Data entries
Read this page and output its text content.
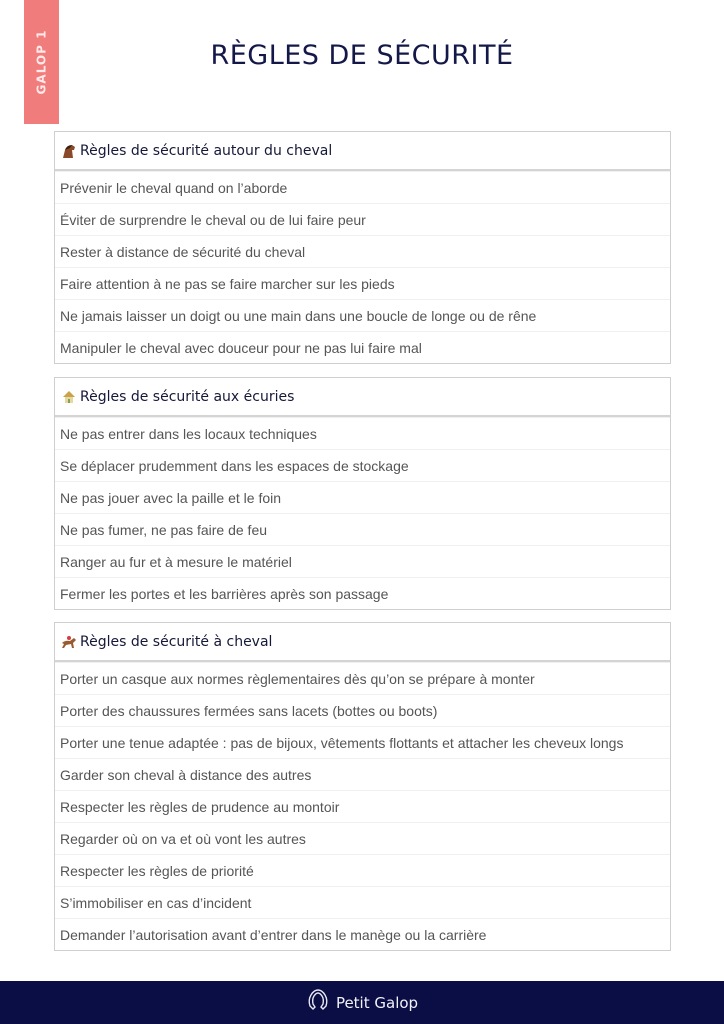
GALOP 1	RÈGLES DE SÉCURITÉ
Règles de sécurité autour du cheval
Prévenir le cheval quand on l’aborde
Éviter de surprendre le cheval ou de lui faire peur
Rester à distance de sécurité du cheval
Faire attention à ne pas se faire marcher sur les pieds
Ne jamais laisser un doigt ou une main dans une boucle de longe ou de rêne
Manipuler le cheval avec douceur pour ne pas lui faire mal
Règles de sécurité aux écuries
Ne pas entrer dans les locaux techniques
Se déplacer prudemment dans les espaces de stockage
Ne pas jouer avec la paille et le foin
Ne pas fumer, ne pas faire de feu
Ranger au fur et à mesure le matériel
Fermer les portes et les barrières après son passage
Règles de sécurité à cheval
Porter un casque aux normes règlementaires dès qu’on se prépare à monter
Porter des chaussures fermées sans lacets (bottes ou boots)
Porter une tenue adaptée : pas de bijoux, vêtements flottants et attacher les cheveux longs
Garder son cheval à distance des autres
Respecter les règles de prudence au montoir
Regarder où on va et où vont les autres
Respecter les règles de priorité
S’immobiliser en cas d’incident
Demander l’autorisation avant d’entrer dans le manège ou la carrière
Petit Galop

● Problem statement
Write the listing above out again exactly, dropping each image.

● Full answer
Read this page and output its text content.
GALOP 1	RÈGLES DE SÉCURITÉ
Règles de sécurité autour du cheval
Prévenir le cheval quand on l’aborde
Éviter de surprendre le cheval ou de lui faire peur
Rester à distance de sécurité du cheval
Faire attention à ne pas se faire marcher sur les pieds
Ne jamais laisser un doigt ou une main dans une boucle de longe ou de rêne
Manipuler le cheval avec douceur pour ne pas lui faire mal
Règles de sécurité aux écuries
Ne pas entrer dans les locaux techniques
Se déplacer prudemment dans les espaces de stockage
Ne pas jouer avec la paille et le foin
Ne pas fumer, ne pas faire de feu
Ranger au fur et à mesure le matériel
Fermer les portes et les barrières après son passage
Règles de sécurité à cheval
Porter un casque aux normes règlementaires dès qu’on se prépare à monter
Porter des chaussures fermées sans lacets (bottes ou boots)
Porter une tenue adaptée : pas de bijoux, vêtements flottants et attacher les cheveux longs
Garder son cheval à distance des autres
Respecter les règles de prudence au montoir
Regarder où on va et où vont les autres
Respecter les règles de priorité
S’immobiliser en cas d’incident
Demander l’autorisation avant d’entrer dans le manège ou la carrière
Petit Galop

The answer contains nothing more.